#### Tasks to perform:
**1)** Answer these questions using the article on POGO taxation:
(a) Which revenue memorandum circular does the BIR use to classify POGO taxpayers?
(b) Who is named as the Pagcor chairperson?
(c) What position does Franklin Drilon hold?
**2)** Write out the part of the article on POGO taxation from "Dominguez’s message was" up to and including "should be taxed.".

#### Text segment:
- - -

According to BIR’s revenue memorandum circular (RMC) no. 102-2017, POGO taxpayers are classified as those duly licensed and authorized by the Philippine Amusement and Gaming Corp. (Pagcor) to provide offshore gaming services, whether these operators may be Philippine-based or offshore-based, with the latter being an enterprise organized in a foreign country, who will engage the services of a Pagcor-accredited service/support provider for its online gaming activity.

POGO taxpayers in the Philippines, as per the BIR, also included other entities, such as POGO-gaming agents, service providers, and gaming support providers.

Dominguez’s message was in response to a report which said that according to the Office of the Solicitor General (OSG), POGOs are not subject to Philippine tax.

Andrea Domingo, Pagcor chairperson, however said the OSG’s opinion prevails unless a clear measure is passed into law.

“In absence of any clear law covering the taxability of the income of the offshore-based POGO operators, then the opinion of the OSG would be prevailing,” Domingo said in a statement to reporters.

“If congress passes a law clearly providing for the tax accountabilities of POGO operators, then we should abide by it as it is the law,” she added.

Lawmakers however, like Dominguez, said these POGOs should be taxed.

Franklin Drilon, Senate minority leader, in a statement yesterday, disputed the opinion rendered by the OSG, warning that such a “misplaced and misguided” opinion may “open a can of worms” in the country’s tax system.

- - -

#### Layout dataset entries:
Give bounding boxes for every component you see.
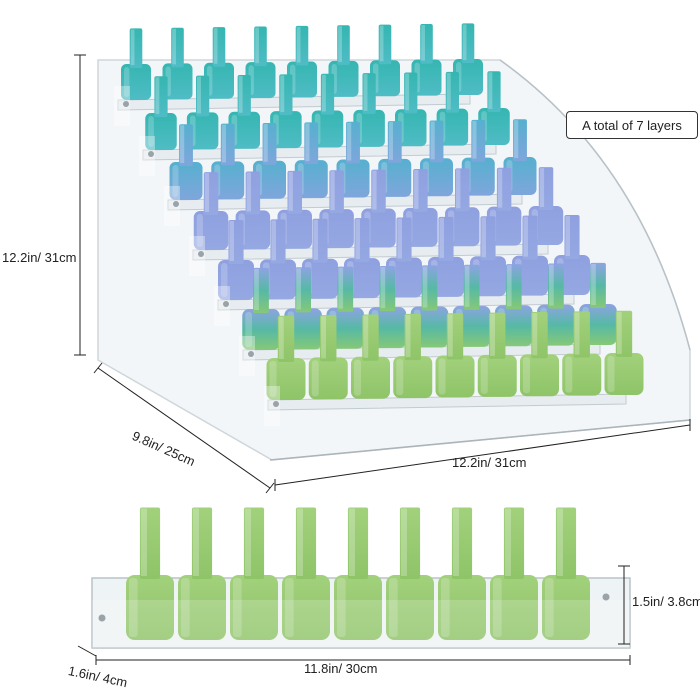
dimension-lines — [74, 54, 691, 665]
width-line — [274, 424, 691, 486]
nail-polish-bottle — [378, 121, 412, 197]
nail-polish-bottle — [162, 27, 193, 100]
nail-polish-bottle — [193, 172, 229, 250]
nail-polish-bottle — [230, 507, 278, 640]
nail-polish-bottle — [242, 267, 280, 350]
nail-polish-bottle — [477, 312, 517, 397]
nail-polish-bottle — [370, 24, 400, 97]
nail-polish-bottle — [218, 220, 254, 300]
single-height-label: 1.5in/ 3.8cm — [632, 594, 700, 609]
nail-polish-bottle — [266, 315, 306, 400]
nail-polish-bottle — [245, 26, 276, 99]
nail-polish-bottle — [562, 311, 602, 396]
nail-polish-bottle — [121, 28, 151, 100]
seven-layer-rack — [97, 23, 691, 461]
screw-icon — [123, 101, 129, 107]
nail-polish-bottle — [393, 313, 433, 399]
screw-icon — [148, 151, 154, 157]
tray-front-glass — [92, 600, 630, 648]
nail-polish-bottle — [282, 507, 330, 640]
nail-polish-bottle — [204, 27, 234, 99]
screw-icon — [173, 201, 179, 207]
nail-polish-bottle — [270, 74, 302, 149]
nail-polish-bottle — [435, 313, 475, 398]
nail-polish-bottle — [308, 315, 348, 400]
screw-icon — [602, 593, 610, 601]
front-panel-glare — [239, 336, 255, 376]
nail-polish-bottle — [351, 314, 390, 399]
single-shelf — [91, 507, 631, 649]
single-depth-line — [77, 645, 97, 657]
nail-polish-bottle — [604, 310, 644, 395]
side-panel-edge — [499, 59, 691, 351]
nail-polish-bottle — [520, 312, 559, 397]
height-label: 12.2in/ 31cm — [2, 250, 77, 265]
nail-polish-bottle — [287, 25, 317, 98]
nail-polish-bottle — [478, 71, 510, 145]
width-label: 12.2in/ 31cm — [452, 455, 527, 470]
nail-polish-bottle — [490, 507, 538, 640]
nail-polish-bottle — [542, 507, 590, 640]
rack-layer — [264, 310, 644, 426]
front-panel-glare — [264, 386, 280, 426]
nail-polish-bottle — [436, 71, 469, 146]
screw-icon — [98, 614, 106, 622]
screw-icon — [198, 251, 204, 257]
nail-polish-bottle — [145, 76, 177, 150]
front-panel-glare — [214, 286, 230, 326]
front-panel-glare — [139, 136, 155, 176]
nail-polish-bottle — [334, 507, 382, 640]
base-edge — [269, 419, 691, 461]
single-width-label: 11.8in/ 30cm — [304, 661, 378, 676]
screw-icon — [223, 301, 229, 307]
nail-polish-bottle — [353, 73, 385, 147]
front-panel-glare — [114, 86, 130, 126]
front-panel-glare — [189, 236, 205, 276]
depth-tick — [265, 482, 275, 494]
front-panel-glare — [164, 186, 180, 226]
depth-tick — [93, 362, 103, 374]
depth-line — [97, 367, 271, 489]
nail-polish-bottle — [386, 507, 434, 640]
screw-icon — [248, 351, 254, 357]
nail-polish-bottle — [178, 507, 226, 640]
nail-polish-bottle — [169, 124, 203, 200]
screw-icon — [273, 401, 279, 407]
layers-callout: A total of 7 layers — [566, 111, 698, 139]
nail-polish-bottle — [126, 507, 174, 640]
nail-polish-bottle — [328, 25, 359, 97]
nail-polish-bottle — [438, 507, 486, 640]
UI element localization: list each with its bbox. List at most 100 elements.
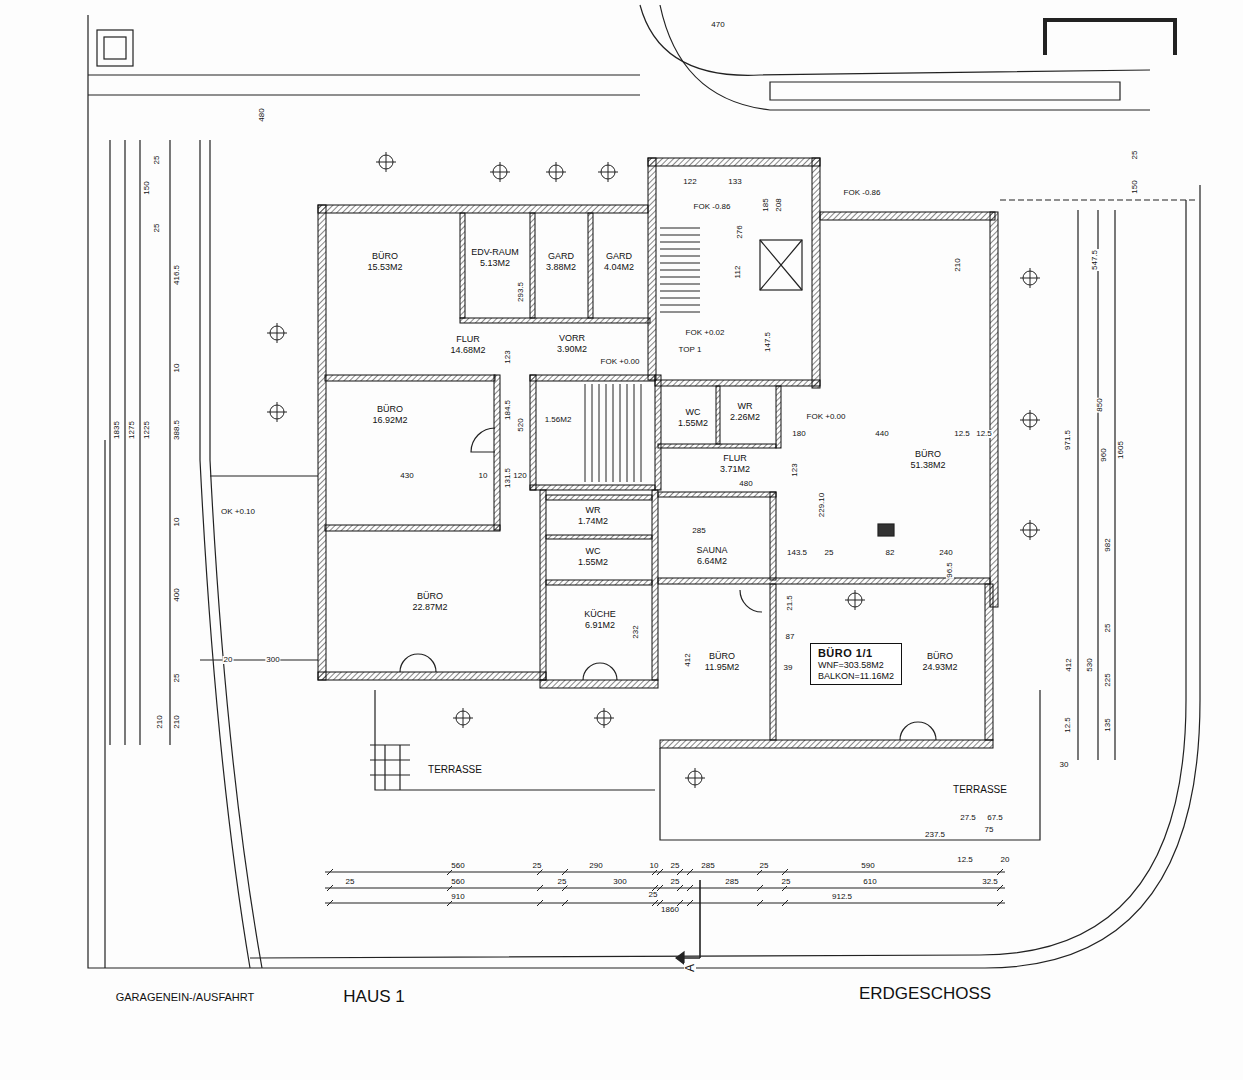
light-marker — [267, 402, 287, 422]
dimension-label: 25 — [345, 878, 356, 886]
room-name: BÜRO — [367, 251, 402, 262]
terrace-outline — [375, 690, 655, 790]
walls — [318, 158, 998, 748]
room-area: 6.64M2 — [696, 556, 727, 567]
dimension-label: 480 — [258, 107, 266, 122]
wall — [318, 205, 326, 680]
dimension-label: 25 — [173, 673, 181, 684]
dimension-label: 180 — [791, 430, 806, 438]
light-marker — [546, 162, 566, 182]
ramp-edge — [640, 5, 1150, 75]
room-area: BALKON=11.16M2 — [818, 671, 894, 682]
room-area: 51.38M2 — [910, 460, 945, 471]
room-area: 3.88M2 — [546, 262, 576, 273]
room-area: 2.26M2 — [730, 412, 760, 423]
dimension-label: 12.5 — [975, 430, 993, 438]
dimension-label: 416.5 — [173, 264, 181, 286]
room-label: GARD3.88M2 — [545, 251, 577, 273]
light-marker-cross — [546, 162, 566, 182]
stair-tread — [592, 384, 593, 482]
dimension-label: 143.5 — [786, 549, 808, 557]
dimension-label: 1225 — [143, 420, 151, 440]
wall — [325, 375, 495, 381]
light-marker — [845, 590, 865, 610]
room-name: WR — [730, 401, 760, 412]
dimension-tick — [562, 869, 568, 875]
dimension-label: 240 — [938, 549, 953, 557]
dimension-label: 229.10 — [818, 492, 826, 518]
dimension-line — [1078, 210, 1115, 760]
light-marker — [594, 708, 614, 728]
plan-caption: ERDGESCHOSS — [858, 985, 992, 1002]
stair-tread — [627, 384, 628, 482]
dimension-label: 560 — [450, 878, 465, 886]
dimension-label: 12.5 — [953, 430, 971, 438]
dimension-tick — [997, 869, 1003, 875]
dimension-label: 850 — [1096, 397, 1104, 412]
room-area: 6.91M2 — [584, 620, 616, 631]
room-label: GARD4.04M2 — [603, 251, 635, 273]
dimension-tick — [757, 885, 763, 891]
dimension-label: 135 — [1104, 717, 1112, 732]
light-marker-cross — [376, 152, 396, 172]
dimension-label: 412 — [1065, 657, 1073, 672]
dimension-label: 25 — [153, 155, 161, 166]
dimension-label: 208 — [775, 197, 783, 212]
dimension-label: 25 — [1104, 623, 1112, 634]
light-marker — [1020, 410, 1040, 430]
dimension-label: 185 — [762, 197, 770, 212]
light-marker-cross — [845, 590, 865, 610]
dimension-label: 971.5 — [1064, 429, 1072, 451]
dimension-label: 112 — [734, 265, 742, 280]
light-marker-cross — [598, 162, 618, 182]
dimension-label: 150 — [1131, 179, 1139, 194]
curb-line — [250, 200, 1186, 958]
dimension-label: 910 — [450, 893, 465, 901]
dimension-label: 39 — [783, 664, 794, 672]
room-label: BÜRO11.95M2 — [704, 651, 740, 673]
light-marker-cross — [453, 708, 473, 728]
stair-tread — [660, 263, 700, 264]
plan-caption: GARAGENEIN-/AUSFAHRT — [115, 992, 256, 1003]
section-marker — [684, 880, 700, 958]
dimension-label: 225 — [1104, 672, 1112, 687]
wall — [546, 535, 652, 539]
dimension-label: 25 — [153, 223, 161, 234]
stair-tread — [660, 284, 700, 285]
room-area: 24.93M2 — [922, 662, 957, 673]
room-label: BÜRO15.53M2 — [366, 251, 403, 273]
light-marker-cross — [1020, 268, 1040, 288]
wall — [820, 212, 995, 220]
dimension-label: 1835 — [113, 420, 121, 440]
room-area: 5.13M2 — [471, 258, 519, 269]
dimension-tick — [687, 885, 693, 891]
dimension-label: 133 — [727, 178, 742, 186]
wall — [588, 213, 593, 318]
dimension-label: 27.5 — [959, 814, 977, 822]
dimension-label: TOP 1 — [678, 346, 703, 354]
wall — [318, 672, 546, 680]
room-area: 4.04M2 — [604, 262, 634, 273]
dimension-label: 1605 — [1117, 440, 1125, 460]
dimension-label: 10 — [173, 363, 181, 374]
wall — [658, 492, 776, 497]
room-name: BÜRO — [910, 449, 945, 460]
driveway-edge — [104, 440, 105, 968]
room-area: 1.55M2 — [678, 418, 708, 429]
wall — [460, 318, 650, 323]
dimension-label: 388.5 — [173, 419, 181, 441]
dimension-label: 480 — [738, 480, 753, 488]
room-label: EDV-RAUM5.13M2 — [470, 247, 520, 269]
lift-shaft — [760, 240, 802, 290]
room-name: BÜRO — [412, 591, 447, 602]
wall — [660, 740, 993, 748]
dimension-tick — [562, 900, 568, 906]
wall — [318, 205, 648, 213]
room-label: BÜRO51.38M2 — [909, 449, 946, 471]
dimension-line — [325, 872, 1005, 903]
dimension-label: OK +0.10 — [220, 508, 256, 516]
terrace-steps — [370, 745, 410, 790]
stair-tread — [606, 384, 607, 482]
dimension-label: 412 — [684, 652, 692, 667]
stair-tread — [660, 256, 700, 257]
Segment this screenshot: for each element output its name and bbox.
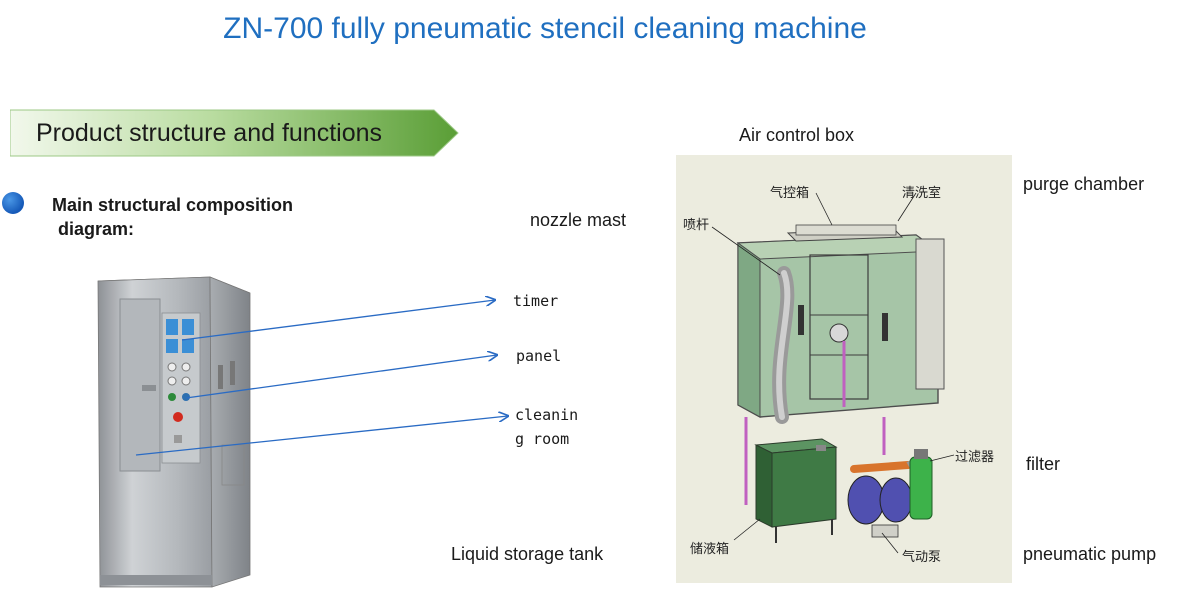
cn-purge-chamber-label: 清洗室 — [902, 185, 942, 200]
composition-heading-line1: Main structural composition — [52, 195, 294, 215]
panel-label: panel — [516, 347, 562, 365]
machine-illustration — [97, 276, 251, 588]
cleaning-room-label-line2: g room — [515, 430, 570, 448]
structure-diagram — [711, 192, 955, 554]
cn-nozzle-mast-label: 喷杆 — [683, 217, 710, 232]
nozzle-mast-label: nozzle mast — [530, 210, 627, 230]
timer-label: timer — [513, 292, 559, 310]
panel-arrow — [185, 355, 497, 399]
timer-arrow — [181, 300, 495, 341]
cleaning-room-label-line1: cleanin — [515, 406, 579, 424]
cleaning-room-label: cleanin g room — [515, 403, 578, 451]
liquid-storage-tank-label: Liquid storage tank — [451, 544, 604, 564]
filter-label: filter — [1026, 454, 1061, 474]
purge-chamber-label: purge chamber — [1023, 174, 1145, 194]
pneumatic-pump-label: pneumatic pump — [1023, 544, 1157, 564]
section-banner-text: Product structure and functions — [36, 119, 383, 147]
section-banner — [10, 109, 459, 157]
cn-liquid-storage-tank-label: 储液箱 — [690, 541, 730, 556]
cn-pneumatic-pump-label: 气动泵 — [902, 549, 942, 564]
composition-heading: Main structural composition diagram: — [52, 193, 293, 241]
cn-filter-label: 过滤器 — [955, 449, 995, 464]
cn-air-control-box-label: 气控箱 — [770, 185, 810, 200]
bullet-icon — [2, 192, 24, 214]
air-control-box-label: Air control box — [739, 125, 855, 145]
page-title: ZN-700 fully pneumatic stencil cleaning … — [223, 12, 867, 45]
cleaning-room-arrow — [135, 416, 508, 456]
composition-heading-line2: diagram: — [58, 219, 135, 239]
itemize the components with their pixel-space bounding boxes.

- - -

#### Solution set:
**1)**
(a) RMC no. 102-2017
(b) Andrea Domingo
(c) Senate minority leader

**2)**
Dominguez’s message was in response to a report which said that according to the Office of the Solicitor General (OSG), POGOs are not subject to Philippine tax.

Andrea Domingo, Pagcor chairperson, however said the OSG’s opinion prevails unless a clear measure is passed into law.

“In absence of any clear law covering the taxability of the income of the offshore-based POGO operators, then the opinion of the OSG would be prevailing,” Domingo said in a statement to reporters.

“If congress passes a law clearly providing for the tax accountabilities of POGO operators, then we should abide by it as it is the law,” she added.

Lawmakers however, like Dominguez, said these POGOs should be taxed.